• [Set problem]:
Reproduce the whole listing, character for character.

Chart and figure data
------------------------------------------------------------
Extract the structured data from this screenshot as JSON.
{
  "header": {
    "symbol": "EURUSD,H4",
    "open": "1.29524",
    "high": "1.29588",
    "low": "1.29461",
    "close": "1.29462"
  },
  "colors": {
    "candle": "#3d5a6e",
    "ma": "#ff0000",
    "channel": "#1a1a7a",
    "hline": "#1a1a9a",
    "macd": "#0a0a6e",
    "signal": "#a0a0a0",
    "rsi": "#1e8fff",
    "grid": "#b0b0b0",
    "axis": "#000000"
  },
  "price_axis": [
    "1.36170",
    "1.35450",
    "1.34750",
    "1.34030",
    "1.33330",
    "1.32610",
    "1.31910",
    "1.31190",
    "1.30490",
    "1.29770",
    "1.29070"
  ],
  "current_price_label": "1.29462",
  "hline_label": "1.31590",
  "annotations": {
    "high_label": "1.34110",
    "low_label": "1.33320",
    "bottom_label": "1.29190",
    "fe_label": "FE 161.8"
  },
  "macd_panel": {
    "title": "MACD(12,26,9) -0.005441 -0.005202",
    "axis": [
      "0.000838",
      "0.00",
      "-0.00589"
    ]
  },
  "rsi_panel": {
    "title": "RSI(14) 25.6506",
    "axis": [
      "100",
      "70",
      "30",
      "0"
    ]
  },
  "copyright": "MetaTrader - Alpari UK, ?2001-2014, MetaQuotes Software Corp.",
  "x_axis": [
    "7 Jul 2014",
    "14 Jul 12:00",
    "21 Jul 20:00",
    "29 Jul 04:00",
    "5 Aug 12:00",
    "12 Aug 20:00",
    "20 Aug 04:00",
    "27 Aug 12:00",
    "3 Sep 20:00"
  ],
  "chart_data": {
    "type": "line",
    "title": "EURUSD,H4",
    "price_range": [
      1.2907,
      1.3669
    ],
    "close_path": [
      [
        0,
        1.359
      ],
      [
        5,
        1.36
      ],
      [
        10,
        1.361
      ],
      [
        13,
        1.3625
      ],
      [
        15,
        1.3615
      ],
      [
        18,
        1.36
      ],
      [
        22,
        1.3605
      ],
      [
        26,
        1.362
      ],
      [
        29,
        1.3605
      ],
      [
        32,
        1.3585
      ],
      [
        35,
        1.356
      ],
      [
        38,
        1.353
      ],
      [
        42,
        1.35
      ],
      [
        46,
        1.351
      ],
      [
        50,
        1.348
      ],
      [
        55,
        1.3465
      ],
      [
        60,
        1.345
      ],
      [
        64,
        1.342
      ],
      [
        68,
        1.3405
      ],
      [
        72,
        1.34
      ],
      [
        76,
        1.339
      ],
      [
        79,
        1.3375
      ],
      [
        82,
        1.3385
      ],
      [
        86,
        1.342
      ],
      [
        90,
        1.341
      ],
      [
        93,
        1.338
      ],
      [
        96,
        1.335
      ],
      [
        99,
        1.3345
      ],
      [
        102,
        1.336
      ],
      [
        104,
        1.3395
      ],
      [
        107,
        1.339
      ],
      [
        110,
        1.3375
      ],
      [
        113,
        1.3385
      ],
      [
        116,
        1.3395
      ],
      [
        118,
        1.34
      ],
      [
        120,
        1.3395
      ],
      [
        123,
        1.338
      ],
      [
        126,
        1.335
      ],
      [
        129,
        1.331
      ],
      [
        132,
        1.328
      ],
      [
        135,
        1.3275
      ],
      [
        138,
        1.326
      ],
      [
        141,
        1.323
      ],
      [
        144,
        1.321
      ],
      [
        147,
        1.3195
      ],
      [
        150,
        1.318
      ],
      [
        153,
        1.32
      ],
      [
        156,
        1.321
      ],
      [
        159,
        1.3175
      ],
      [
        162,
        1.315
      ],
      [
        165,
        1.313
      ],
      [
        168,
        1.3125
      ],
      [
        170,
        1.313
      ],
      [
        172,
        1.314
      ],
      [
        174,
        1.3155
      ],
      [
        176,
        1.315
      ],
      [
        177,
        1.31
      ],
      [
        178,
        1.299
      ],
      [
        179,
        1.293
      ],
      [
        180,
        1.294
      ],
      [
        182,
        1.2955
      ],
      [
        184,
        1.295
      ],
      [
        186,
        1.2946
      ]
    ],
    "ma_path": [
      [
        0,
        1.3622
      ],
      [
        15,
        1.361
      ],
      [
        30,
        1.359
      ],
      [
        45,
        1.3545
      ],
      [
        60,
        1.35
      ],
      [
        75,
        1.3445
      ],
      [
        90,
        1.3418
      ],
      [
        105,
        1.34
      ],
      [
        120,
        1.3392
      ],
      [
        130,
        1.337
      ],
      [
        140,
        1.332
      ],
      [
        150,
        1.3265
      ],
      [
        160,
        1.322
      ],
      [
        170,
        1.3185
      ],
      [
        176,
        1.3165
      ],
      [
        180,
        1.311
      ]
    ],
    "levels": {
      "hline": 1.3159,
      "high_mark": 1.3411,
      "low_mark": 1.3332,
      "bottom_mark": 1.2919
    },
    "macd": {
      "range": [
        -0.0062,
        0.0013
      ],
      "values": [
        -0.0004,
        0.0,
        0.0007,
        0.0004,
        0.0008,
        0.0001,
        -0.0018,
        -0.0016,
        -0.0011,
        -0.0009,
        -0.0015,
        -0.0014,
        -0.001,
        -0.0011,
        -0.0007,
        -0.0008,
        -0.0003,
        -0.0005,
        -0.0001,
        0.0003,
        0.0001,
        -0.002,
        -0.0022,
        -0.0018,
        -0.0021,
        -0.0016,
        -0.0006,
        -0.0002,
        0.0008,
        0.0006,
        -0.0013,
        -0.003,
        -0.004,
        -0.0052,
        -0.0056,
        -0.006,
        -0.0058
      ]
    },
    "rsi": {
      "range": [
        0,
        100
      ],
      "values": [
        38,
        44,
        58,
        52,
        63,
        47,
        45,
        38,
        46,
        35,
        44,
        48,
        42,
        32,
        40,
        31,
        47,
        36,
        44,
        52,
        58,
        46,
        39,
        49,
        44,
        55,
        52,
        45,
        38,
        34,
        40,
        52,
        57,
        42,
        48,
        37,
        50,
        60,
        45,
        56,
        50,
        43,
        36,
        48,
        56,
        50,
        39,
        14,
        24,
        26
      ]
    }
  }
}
------------------------------------------------------------
• [Result of this exercise]:
Extract the structured data from this screenshot as JSON.
{
  "header": {
    "symbol": "EURUSD,H4",
    "open": "1.29524",
    "high": "1.29588",
    "low": "1.29461",
    "close": "1.29462"
  },
  "colors": {
    "candle": "#3d5a6e",
    "ma": "#ff0000",
    "channel": "#1a1a7a",
    "hline": "#1a1a9a",
    "macd": "#0a0a6e",
    "signal": "#a0a0a0",
    "rsi": "#1e8fff",
    "grid": "#b0b0b0",
    "axis": "#000000"
  },
  "price_axis": [
    "1.36170",
    "1.35450",
    "1.34750",
    "1.34030",
    "1.33330",
    "1.32610",
    "1.31910",
    "1.31190",
    "1.30490",
    "1.29770",
    "1.29070"
  ],
  "current_price_label": "1.29462",
  "hline_label": "1.31590",
  "annotations": {
    "high_label": "1.34110",
    "low_label": "1.33320",
    "bottom_label": "1.29190",
    "fe_label": "FE 161.8"
  },
  "macd_panel": {
    "title": "MACD(12,26,9) -0.005441 -0.005202",
    "axis": [
      "0.000838",
      "0.00",
      "-0.00589"
    ]
  },
  "rsi_panel": {
    "title": "RSI(14) 25.6506",
    "axis": [
      "100",
      "70",
      "30",
      "0"
    ]
  },
  "copyright": "MetaTrader - Alpari UK, ?2001-2014, MetaQuotes Software Corp.",
  "x_axis": [
    "7 Jul 2014",
    "14 Jul 12:00",
    "21 Jul 20:00",
    "29 Jul 04:00",
    "5 Aug 12:00",
    "12 Aug 20:00",
    "20 Aug 04:00",
    "27 Aug 12:00",
    "3 Sep 20:00"
  ],
  "chart_data": {
    "type": "line",
    "title": "EURUSD,H4",
    "price_range": [
      1.2907,
      1.3669
    ],
    "close_path": [
      [
        0,
        1.359
      ],
      [
        5,
        1.36
      ],
      [
        10,
        1.361
      ],
      [
        13,
        1.3625
      ],
      [
        15,
        1.3615
      ],
      [
        18,
        1.36
      ],
      [
        22,
        1.3605
      ],
      [
        26,
        1.362
      ],
      [
        29,
        1.3605
      ],
      [
        32,
        1.3585
      ],
      [
        35,
        1.356
      ],
      [
        38,
        1.353
      ],
      [
        42,
        1.35
      ],
      [
        46,
        1.351
      ],
      [
        50,
        1.348
      ],
      [
        55,
        1.3465
      ],
      [
        60,
        1.345
      ],
      [
        64,
        1.342
      ],
      [
        68,
        1.3405
      ],
      [
        72,
        1.34
      ],
      [
        76,
        1.339
      ],
      [
        79,
        1.3375
      ],
      [
        82,
        1.3385
      ],
      [
        86,
        1.342
      ],
      [
        90,
        1.341
      ],
      [
        93,
        1.338
      ],
      [
        96,
        1.335
      ],
      [
        99,
        1.3345
      ],
      [
        102,
        1.336
      ],
      [
        104,
        1.3395
      ],
      [
        107,
        1.339
      ],
      [
        110,
        1.3375
      ],
      [
        113,
        1.3385
      ],
      [
        116,
        1.3395
      ],
      [
        118,
        1.34
      ],
      [
        120,
        1.3395
      ],
      [
        123,
        1.338
      ],
      [
        126,
        1.335
      ],
      [
        129,
        1.331
      ],
      [
        132,
        1.328
      ],
      [
        135,
        1.3275
      ],
      [
        138,
        1.326
      ],
      [
        141,
        1.323
      ],
      [
        144,
        1.321
      ],
      [
        147,
        1.3195
      ],
      [
        150,
        1.318
      ],
      [
        153,
        1.32
      ],
      [
        156,
        1.321
      ],
      [
        159,
        1.3175
      ],
      [
        162,
        1.315
      ],
      [
        165,
        1.313
      ],
      [
        168,
        1.3125
      ],
      [
        170,
        1.313
      ],
      [
        172,
        1.314
      ],
      [
        174,
        1.3155
      ],
      [
        176,
        1.315
      ],
      [
        177,
        1.31
      ],
      [
        178,
        1.299
      ],
      [
        179,
        1.293
      ],
      [
        180,
        1.294
      ],
      [
        182,
        1.2955
      ],
      [
        184,
        1.295
      ],
      [
        186,
        1.2946
      ]
    ],
    "ma_path": [
      [
        0,
        1.3622
      ],
      [
        15,
        1.361
      ],
      [
        30,
        1.359
      ],
      [
        45,
        1.3545
      ],
      [
        60,
        1.35
      ],
      [
        75,
        1.3445
      ],
      [
        90,
        1.3418
      ],
      [
        105,
        1.34
      ],
      [
        120,
        1.3392
      ],
      [
        130,
        1.337
      ],
      [
        140,
        1.332
      ],
      [
        150,
        1.3265
      ],
      [
        160,
        1.322
      ],
      [
        170,
        1.3185
      ],
      [
        176,
        1.3165
      ],
      [
        180,
        1.311
      ]
    ],
    "levels": {
      "hline": 1.3159,
      "high_mark": 1.3411,
      "low_mark": 1.3332,
      "bottom_mark": 1.2919
    },
    "macd": {
      "range": [
        -0.0062,
        0.0013
      ],
      "values": [
        -0.0004,
        0.0,
        0.0007,
        0.0004,
        0.0008,
        0.0001,
        -0.0018,
        -0.0016,
        -0.0011,
        -0.0009,
        -0.0015,
        -0.0014,
        -0.001,
        -0.0011,
        -0.0007,
        -0.0008,
        -0.0003,
        -0.0005,
        -0.0001,
        0.0003,
        0.0001,
        -0.002,
        -0.0022,
        -0.0018,
        -0.0021,
        -0.0016,
        -0.0006,
        -0.0002,
        0.0008,
        0.0006,
        -0.0013,
        -0.003,
        -0.004,
        -0.0052,
        -0.0056,
        -0.006,
        -0.0058
      ]
    },
    "rsi": {
      "range": [
        0,
        100
      ],
      "values": [
        38,
        44,
        58,
        52,
        63,
        47,
        45,
        38,
        46,
        35,
        44,
        48,
        42,
        32,
        40,
        31,
        47,
        36,
        44,
        52,
        58,
        46,
        39,
        49,
        44,
        55,
        52,
        45,
        38,
        34,
        40,
        52,
        57,
        42,
        48,
        37,
        50,
        60,
        45,
        56,
        50,
        43,
        36,
        48,
        56,
        50,
        39,
        14,
        24,
        26
      ]
    }
  }
}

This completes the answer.